Can you reproduce every one of the entries below line for line, character for character, with no changes?

────────────────

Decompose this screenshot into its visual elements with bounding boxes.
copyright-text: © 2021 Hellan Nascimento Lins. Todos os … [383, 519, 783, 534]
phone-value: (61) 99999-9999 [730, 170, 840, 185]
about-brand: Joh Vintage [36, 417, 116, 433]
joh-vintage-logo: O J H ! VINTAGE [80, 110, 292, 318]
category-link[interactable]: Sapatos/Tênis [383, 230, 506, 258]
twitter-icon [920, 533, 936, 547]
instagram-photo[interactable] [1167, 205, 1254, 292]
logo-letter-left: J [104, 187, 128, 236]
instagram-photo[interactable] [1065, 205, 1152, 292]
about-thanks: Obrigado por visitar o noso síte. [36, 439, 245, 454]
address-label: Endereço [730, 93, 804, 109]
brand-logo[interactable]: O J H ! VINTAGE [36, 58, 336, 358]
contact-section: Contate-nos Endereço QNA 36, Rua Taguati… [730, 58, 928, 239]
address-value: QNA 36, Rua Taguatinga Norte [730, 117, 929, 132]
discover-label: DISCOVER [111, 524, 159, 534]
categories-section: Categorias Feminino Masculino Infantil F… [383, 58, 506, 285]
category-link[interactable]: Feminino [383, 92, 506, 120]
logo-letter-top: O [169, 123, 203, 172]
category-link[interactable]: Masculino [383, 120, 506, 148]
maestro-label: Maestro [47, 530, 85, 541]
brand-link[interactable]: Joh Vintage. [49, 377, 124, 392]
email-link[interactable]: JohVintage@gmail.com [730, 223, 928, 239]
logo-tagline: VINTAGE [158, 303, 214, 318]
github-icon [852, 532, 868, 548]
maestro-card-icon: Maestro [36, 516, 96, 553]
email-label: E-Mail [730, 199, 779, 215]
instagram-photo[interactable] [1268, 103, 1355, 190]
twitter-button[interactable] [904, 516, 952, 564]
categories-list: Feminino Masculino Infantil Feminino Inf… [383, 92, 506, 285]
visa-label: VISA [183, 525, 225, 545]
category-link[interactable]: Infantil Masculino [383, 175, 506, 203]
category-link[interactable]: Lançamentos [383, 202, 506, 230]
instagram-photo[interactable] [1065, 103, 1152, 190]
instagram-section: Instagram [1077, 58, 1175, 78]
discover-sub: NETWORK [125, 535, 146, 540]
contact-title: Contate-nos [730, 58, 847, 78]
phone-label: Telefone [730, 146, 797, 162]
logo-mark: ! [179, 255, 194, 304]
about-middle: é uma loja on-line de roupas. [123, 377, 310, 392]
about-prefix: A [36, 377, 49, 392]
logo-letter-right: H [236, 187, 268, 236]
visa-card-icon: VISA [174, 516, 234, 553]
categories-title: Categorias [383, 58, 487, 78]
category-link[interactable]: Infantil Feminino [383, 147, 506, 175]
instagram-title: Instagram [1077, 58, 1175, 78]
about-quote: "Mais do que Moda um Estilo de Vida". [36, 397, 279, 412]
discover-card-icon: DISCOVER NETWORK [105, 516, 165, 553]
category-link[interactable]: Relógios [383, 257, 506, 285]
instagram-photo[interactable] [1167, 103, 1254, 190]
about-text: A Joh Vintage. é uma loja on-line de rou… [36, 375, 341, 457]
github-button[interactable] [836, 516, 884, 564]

────────────────

→ EXERCISE RESPONSE
Decompose this screenshot into its visual elements with bounding boxes.
copyright-text: © 2021 Hellan Nascimento Lins. Todos os … [383, 519, 783, 534]
phone-value: (61) 99999-9999 [730, 170, 840, 185]
about-brand: Joh Vintage [36, 417, 116, 433]
joh-vintage-logo: O J H ! VINTAGE [80, 110, 292, 318]
category-link[interactable]: Sapatos/Tênis [383, 230, 506, 258]
twitter-icon [920, 533, 936, 547]
instagram-photo[interactable] [1167, 205, 1254, 292]
logo-letter-left: J [104, 187, 128, 236]
instagram-photo[interactable] [1065, 205, 1152, 292]
about-thanks: Obrigado por visitar o noso síte. [36, 439, 245, 454]
address-label: Endereço [730, 93, 804, 109]
brand-logo[interactable]: O J H ! VINTAGE [36, 58, 336, 358]
contact-section: Contate-nos Endereço QNA 36, Rua Taguati… [730, 58, 928, 239]
address-value: QNA 36, Rua Taguatinga Norte [730, 117, 929, 132]
discover-label: DISCOVER [111, 524, 159, 534]
categories-section: Categorias Feminino Masculino Infantil F… [383, 58, 506, 285]
category-link[interactable]: Feminino [383, 92, 506, 120]
logo-letter-top: O [169, 123, 203, 172]
category-link[interactable]: Masculino [383, 120, 506, 148]
maestro-label: Maestro [47, 530, 85, 541]
brand-link[interactable]: Joh Vintage. [49, 377, 124, 392]
email-link[interactable]: JohVintage@gmail.com [730, 223, 928, 239]
logo-tagline: VINTAGE [158, 303, 214, 318]
github-icon [852, 532, 868, 548]
maestro-card-icon: Maestro [36, 516, 96, 553]
email-label: E-Mail [730, 199, 779, 215]
instagram-photo[interactable] [1268, 103, 1355, 190]
twitter-button[interactable] [904, 516, 952, 564]
categories-list: Feminino Masculino Infantil Feminino Inf… [383, 92, 506, 285]
visa-label: VISA [183, 525, 225, 545]
category-link[interactable]: Infantil Masculino [383, 175, 506, 203]
category-link[interactable]: Lançamentos [383, 202, 506, 230]
instagram-photo[interactable] [1065, 103, 1152, 190]
instagram-section: Instagram [1077, 58, 1175, 78]
discover-sub: NETWORK [125, 535, 146, 540]
contact-title: Contate-nos [730, 58, 847, 78]
phone-label: Telefone [730, 146, 797, 162]
logo-mark: ! [179, 255, 194, 304]
about-middle: é uma loja on-line de roupas. [123, 377, 310, 392]
about-prefix: A [36, 377, 49, 392]
logo-letter-right: H [236, 187, 268, 236]
visa-card-icon: VISA [174, 516, 234, 553]
categories-title: Categorias [383, 58, 487, 78]
category-link[interactable]: Infantil Feminino [383, 147, 506, 175]
instagram-title: Instagram [1077, 58, 1175, 78]
about-quote: "Mais do que Moda um Estilo de Vida". [36, 397, 279, 412]
discover-card-icon: DISCOVER NETWORK [105, 516, 165, 553]
category-link[interactable]: Relógios [383, 257, 506, 285]
instagram-photo[interactable] [1167, 103, 1254, 190]
about-text: A Joh Vintage. é uma loja on-line de rou… [36, 375, 341, 457]
github-button[interactable] [836, 516, 884, 564]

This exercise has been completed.